(Data lines)
::::::::

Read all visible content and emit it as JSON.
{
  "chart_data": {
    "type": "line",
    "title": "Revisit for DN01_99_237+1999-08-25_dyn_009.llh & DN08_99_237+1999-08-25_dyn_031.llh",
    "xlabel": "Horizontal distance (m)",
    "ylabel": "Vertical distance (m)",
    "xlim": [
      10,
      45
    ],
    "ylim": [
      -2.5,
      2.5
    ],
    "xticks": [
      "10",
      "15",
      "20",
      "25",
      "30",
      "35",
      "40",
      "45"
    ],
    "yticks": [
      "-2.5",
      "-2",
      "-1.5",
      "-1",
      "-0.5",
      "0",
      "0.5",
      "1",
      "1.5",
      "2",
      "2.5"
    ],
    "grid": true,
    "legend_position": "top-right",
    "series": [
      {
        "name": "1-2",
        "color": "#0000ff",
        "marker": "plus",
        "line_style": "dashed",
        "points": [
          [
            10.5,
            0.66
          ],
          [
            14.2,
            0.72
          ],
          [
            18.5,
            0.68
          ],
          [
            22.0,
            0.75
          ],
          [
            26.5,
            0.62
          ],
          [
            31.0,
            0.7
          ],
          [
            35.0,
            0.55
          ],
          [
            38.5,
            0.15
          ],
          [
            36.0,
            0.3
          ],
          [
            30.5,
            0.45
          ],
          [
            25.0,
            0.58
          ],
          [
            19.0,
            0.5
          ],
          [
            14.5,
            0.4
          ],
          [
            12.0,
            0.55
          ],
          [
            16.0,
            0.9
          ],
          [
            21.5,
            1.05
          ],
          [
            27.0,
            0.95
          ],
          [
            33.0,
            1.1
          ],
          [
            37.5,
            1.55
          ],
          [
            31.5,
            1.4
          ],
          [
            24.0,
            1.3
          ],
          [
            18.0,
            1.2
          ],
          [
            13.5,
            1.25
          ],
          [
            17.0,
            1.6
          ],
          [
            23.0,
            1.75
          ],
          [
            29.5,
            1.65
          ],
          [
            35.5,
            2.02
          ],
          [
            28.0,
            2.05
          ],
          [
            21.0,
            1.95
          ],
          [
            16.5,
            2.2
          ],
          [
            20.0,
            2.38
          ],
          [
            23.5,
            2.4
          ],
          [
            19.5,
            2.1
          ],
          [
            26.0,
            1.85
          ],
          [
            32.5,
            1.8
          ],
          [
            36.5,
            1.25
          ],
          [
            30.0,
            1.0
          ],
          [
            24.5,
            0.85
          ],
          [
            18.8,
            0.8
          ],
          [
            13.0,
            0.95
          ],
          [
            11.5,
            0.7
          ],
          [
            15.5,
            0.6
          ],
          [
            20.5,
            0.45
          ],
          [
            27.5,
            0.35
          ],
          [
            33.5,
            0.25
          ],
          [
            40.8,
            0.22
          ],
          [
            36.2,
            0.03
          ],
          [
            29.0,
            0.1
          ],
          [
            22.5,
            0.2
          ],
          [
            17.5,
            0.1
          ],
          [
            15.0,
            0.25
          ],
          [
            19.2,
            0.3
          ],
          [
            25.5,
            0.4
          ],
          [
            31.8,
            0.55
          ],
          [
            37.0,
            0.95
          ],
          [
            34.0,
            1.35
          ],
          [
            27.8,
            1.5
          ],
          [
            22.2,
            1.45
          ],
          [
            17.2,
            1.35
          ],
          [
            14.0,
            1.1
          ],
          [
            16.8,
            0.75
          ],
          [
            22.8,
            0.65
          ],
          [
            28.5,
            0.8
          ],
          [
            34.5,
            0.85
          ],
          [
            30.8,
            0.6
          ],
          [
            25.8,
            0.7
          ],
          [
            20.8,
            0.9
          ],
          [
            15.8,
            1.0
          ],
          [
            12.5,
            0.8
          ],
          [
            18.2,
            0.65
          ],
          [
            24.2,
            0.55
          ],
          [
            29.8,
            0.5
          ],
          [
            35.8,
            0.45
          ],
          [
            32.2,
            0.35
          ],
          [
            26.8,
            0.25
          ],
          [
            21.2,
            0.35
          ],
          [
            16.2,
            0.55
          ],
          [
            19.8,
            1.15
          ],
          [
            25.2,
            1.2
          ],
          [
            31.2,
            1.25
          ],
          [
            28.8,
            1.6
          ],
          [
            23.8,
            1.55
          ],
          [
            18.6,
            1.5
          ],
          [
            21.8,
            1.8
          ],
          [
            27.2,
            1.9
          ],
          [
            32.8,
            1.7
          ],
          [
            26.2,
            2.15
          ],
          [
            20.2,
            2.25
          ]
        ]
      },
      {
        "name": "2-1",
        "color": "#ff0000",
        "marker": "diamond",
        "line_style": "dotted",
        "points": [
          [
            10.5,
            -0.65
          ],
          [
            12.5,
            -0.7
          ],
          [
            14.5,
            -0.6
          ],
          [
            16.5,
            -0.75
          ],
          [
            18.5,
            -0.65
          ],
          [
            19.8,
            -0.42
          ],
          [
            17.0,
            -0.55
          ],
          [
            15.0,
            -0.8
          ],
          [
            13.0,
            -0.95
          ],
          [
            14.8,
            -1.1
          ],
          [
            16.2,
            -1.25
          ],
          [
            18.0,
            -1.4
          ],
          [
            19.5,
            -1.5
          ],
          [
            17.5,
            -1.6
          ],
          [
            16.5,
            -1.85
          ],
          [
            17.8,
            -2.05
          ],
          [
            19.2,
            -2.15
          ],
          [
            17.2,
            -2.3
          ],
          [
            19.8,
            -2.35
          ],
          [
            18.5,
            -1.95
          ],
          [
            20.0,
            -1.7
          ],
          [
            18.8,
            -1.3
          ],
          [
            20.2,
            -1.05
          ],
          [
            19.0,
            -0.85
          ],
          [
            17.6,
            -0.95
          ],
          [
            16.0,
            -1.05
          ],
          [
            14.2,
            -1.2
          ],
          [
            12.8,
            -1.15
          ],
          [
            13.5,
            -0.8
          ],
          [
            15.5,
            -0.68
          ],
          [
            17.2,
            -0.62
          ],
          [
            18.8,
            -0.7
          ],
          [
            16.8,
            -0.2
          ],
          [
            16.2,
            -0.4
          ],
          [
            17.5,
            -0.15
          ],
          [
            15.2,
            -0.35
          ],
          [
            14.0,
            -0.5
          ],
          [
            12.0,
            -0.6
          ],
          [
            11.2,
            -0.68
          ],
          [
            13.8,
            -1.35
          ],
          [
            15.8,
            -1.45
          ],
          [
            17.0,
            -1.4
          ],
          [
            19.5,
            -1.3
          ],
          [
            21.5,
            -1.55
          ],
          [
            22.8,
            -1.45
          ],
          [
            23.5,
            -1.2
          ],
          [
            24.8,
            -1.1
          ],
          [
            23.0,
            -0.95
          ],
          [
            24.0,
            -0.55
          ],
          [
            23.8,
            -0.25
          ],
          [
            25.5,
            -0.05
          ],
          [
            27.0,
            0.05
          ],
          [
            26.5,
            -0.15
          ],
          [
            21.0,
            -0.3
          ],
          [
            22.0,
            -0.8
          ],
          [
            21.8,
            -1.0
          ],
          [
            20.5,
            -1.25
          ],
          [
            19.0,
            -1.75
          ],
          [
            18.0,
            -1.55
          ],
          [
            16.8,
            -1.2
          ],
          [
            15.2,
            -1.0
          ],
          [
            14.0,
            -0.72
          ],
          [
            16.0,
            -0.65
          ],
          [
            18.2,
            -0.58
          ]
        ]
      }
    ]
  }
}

::::::::

(Job) All of the data above should be transcribed exactly.

(Answer in full)
Read all visible content and emit it as JSON.
{
  "chart_data": {
    "type": "line",
    "title": "Revisit for DN01_99_237+1999-08-25_dyn_009.llh & DN08_99_237+1999-08-25_dyn_031.llh",
    "xlabel": "Horizontal distance (m)",
    "ylabel": "Vertical distance (m)",
    "xlim": [
      10,
      45
    ],
    "ylim": [
      -2.5,
      2.5
    ],
    "xticks": [
      "10",
      "15",
      "20",
      "25",
      "30",
      "35",
      "40",
      "45"
    ],
    "yticks": [
      "-2.5",
      "-2",
      "-1.5",
      "-1",
      "-0.5",
      "0",
      "0.5",
      "1",
      "1.5",
      "2",
      "2.5"
    ],
    "grid": true,
    "legend_position": "top-right",
    "series": [
      {
        "name": "1-2",
        "color": "#0000ff",
        "marker": "plus",
        "line_style": "dashed",
        "points": [
          [
            10.5,
            0.66
          ],
          [
            14.2,
            0.72
          ],
          [
            18.5,
            0.68
          ],
          [
            22.0,
            0.75
          ],
          [
            26.5,
            0.62
          ],
          [
            31.0,
            0.7
          ],
          [
            35.0,
            0.55
          ],
          [
            38.5,
            0.15
          ],
          [
            36.0,
            0.3
          ],
          [
            30.5,
            0.45
          ],
          [
            25.0,
            0.58
          ],
          [
            19.0,
            0.5
          ],
          [
            14.5,
            0.4
          ],
          [
            12.0,
            0.55
          ],
          [
            16.0,
            0.9
          ],
          [
            21.5,
            1.05
          ],
          [
            27.0,
            0.95
          ],
          [
            33.0,
            1.1
          ],
          [
            37.5,
            1.55
          ],
          [
            31.5,
            1.4
          ],
          [
            24.0,
            1.3
          ],
          [
            18.0,
            1.2
          ],
          [
            13.5,
            1.25
          ],
          [
            17.0,
            1.6
          ],
          [
            23.0,
            1.75
          ],
          [
            29.5,
            1.65
          ],
          [
            35.5,
            2.02
          ],
          [
            28.0,
            2.05
          ],
          [
            21.0,
            1.95
          ],
          [
            16.5,
            2.2
          ],
          [
            20.0,
            2.38
          ],
          [
            23.5,
            2.4
          ],
          [
            19.5,
            2.1
          ],
          [
            26.0,
            1.85
          ],
          [
            32.5,
            1.8
          ],
          [
            36.5,
            1.25
          ],
          [
            30.0,
            1.0
          ],
          [
            24.5,
            0.85
          ],
          [
            18.8,
            0.8
          ],
          [
            13.0,
            0.95
          ],
          [
            11.5,
            0.7
          ],
          [
            15.5,
            0.6
          ],
          [
            20.5,
            0.45
          ],
          [
            27.5,
            0.35
          ],
          [
            33.5,
            0.25
          ],
          [
            40.8,
            0.22
          ],
          [
            36.2,
            0.03
          ],
          [
            29.0,
            0.1
          ],
          [
            22.5,
            0.2
          ],
          [
            17.5,
            0.1
          ],
          [
            15.0,
            0.25
          ],
          [
            19.2,
            0.3
          ],
          [
            25.5,
            0.4
          ],
          [
            31.8,
            0.55
          ],
          [
            37.0,
            0.95
          ],
          [
            34.0,
            1.35
          ],
          [
            27.8,
            1.5
          ],
          [
            22.2,
            1.45
          ],
          [
            17.2,
            1.35
          ],
          [
            14.0,
            1.1
          ],
          [
            16.8,
            0.75
          ],
          [
            22.8,
            0.65
          ],
          [
            28.5,
            0.8
          ],
          [
            34.5,
            0.85
          ],
          [
            30.8,
            0.6
          ],
          [
            25.8,
            0.7
          ],
          [
            20.8,
            0.9
          ],
          [
            15.8,
            1.0
          ],
          [
            12.5,
            0.8
          ],
          [
            18.2,
            0.65
          ],
          [
            24.2,
            0.55
          ],
          [
            29.8,
            0.5
          ],
          [
            35.8,
            0.45
          ],
          [
            32.2,
            0.35
          ],
          [
            26.8,
            0.25
          ],
          [
            21.2,
            0.35
          ],
          [
            16.2,
            0.55
          ],
          [
            19.8,
            1.15
          ],
          [
            25.2,
            1.2
          ],
          [
            31.2,
            1.25
          ],
          [
            28.8,
            1.6
          ],
          [
            23.8,
            1.55
          ],
          [
            18.6,
            1.5
          ],
          [
            21.8,
            1.8
          ],
          [
            27.2,
            1.9
          ],
          [
            32.8,
            1.7
          ],
          [
            26.2,
            2.15
          ],
          [
            20.2,
            2.25
          ]
        ]
      },
      {
        "name": "2-1",
        "color": "#ff0000",
        "marker": "diamond",
        "line_style": "dotted",
        "points": [
          [
            10.5,
            -0.65
          ],
          [
            12.5,
            -0.7
          ],
          [
            14.5,
            -0.6
          ],
          [
            16.5,
            -0.75
          ],
          [
            18.5,
            -0.65
          ],
          [
            19.8,
            -0.42
          ],
          [
            17.0,
            -0.55
          ],
          [
            15.0,
            -0.8
          ],
          [
            13.0,
            -0.95
          ],
          [
            14.8,
            -1.1
          ],
          [
            16.2,
            -1.25
          ],
          [
            18.0,
            -1.4
          ],
          [
            19.5,
            -1.5
          ],
          [
            17.5,
            -1.6
          ],
          [
            16.5,
            -1.85
          ],
          [
            17.8,
            -2.05
          ],
          [
            19.2,
            -2.15
          ],
          [
            17.2,
            -2.3
          ],
          [
            19.8,
            -2.35
          ],
          [
            18.5,
            -1.95
          ],
          [
            20.0,
            -1.7
          ],
          [
            18.8,
            -1.3
          ],
          [
            20.2,
            -1.05
          ],
          [
            19.0,
            -0.85
          ],
          [
            17.6,
            -0.95
          ],
          [
            16.0,
            -1.05
          ],
          [
            14.2,
            -1.2
          ],
          [
            12.8,
            -1.15
          ],
          [
            13.5,
            -0.8
          ],
          [
            15.5,
            -0.68
          ],
          [
            17.2,
            -0.62
          ],
          [
            18.8,
            -0.7
          ],
          [
            16.8,
            -0.2
          ],
          [
            16.2,
            -0.4
          ],
          [
            17.5,
            -0.15
          ],
          [
            15.2,
            -0.35
          ],
          [
            14.0,
            -0.5
          ],
          [
            12.0,
            -0.6
          ],
          [
            11.2,
            -0.68
          ],
          [
            13.8,
            -1.35
          ],
          [
            15.8,
            -1.45
          ],
          [
            17.0,
            -1.4
          ],
          [
            19.5,
            -1.3
          ],
          [
            21.5,
            -1.55
          ],
          [
            22.8,
            -1.45
          ],
          [
            23.5,
            -1.2
          ],
          [
            24.8,
            -1.1
          ],
          [
            23.0,
            -0.95
          ],
          [
            24.0,
            -0.55
          ],
          [
            23.8,
            -0.25
          ],
          [
            25.5,
            -0.05
          ],
          [
            27.0,
            0.05
          ],
          [
            26.5,
            -0.15
          ],
          [
            21.0,
            -0.3
          ],
          [
            22.0,
            -0.8
          ],
          [
            21.8,
            -1.0
          ],
          [
            20.5,
            -1.25
          ],
          [
            19.0,
            -1.75
          ],
          [
            18.0,
            -1.55
          ],
          [
            16.8,
            -1.2
          ],
          [
            15.2,
            -1.0
          ],
          [
            14.0,
            -0.72
          ],
          [
            16.0,
            -0.65
          ],
          [
            18.2,
            -0.58
          ]
        ]
      }
    ]
  }
}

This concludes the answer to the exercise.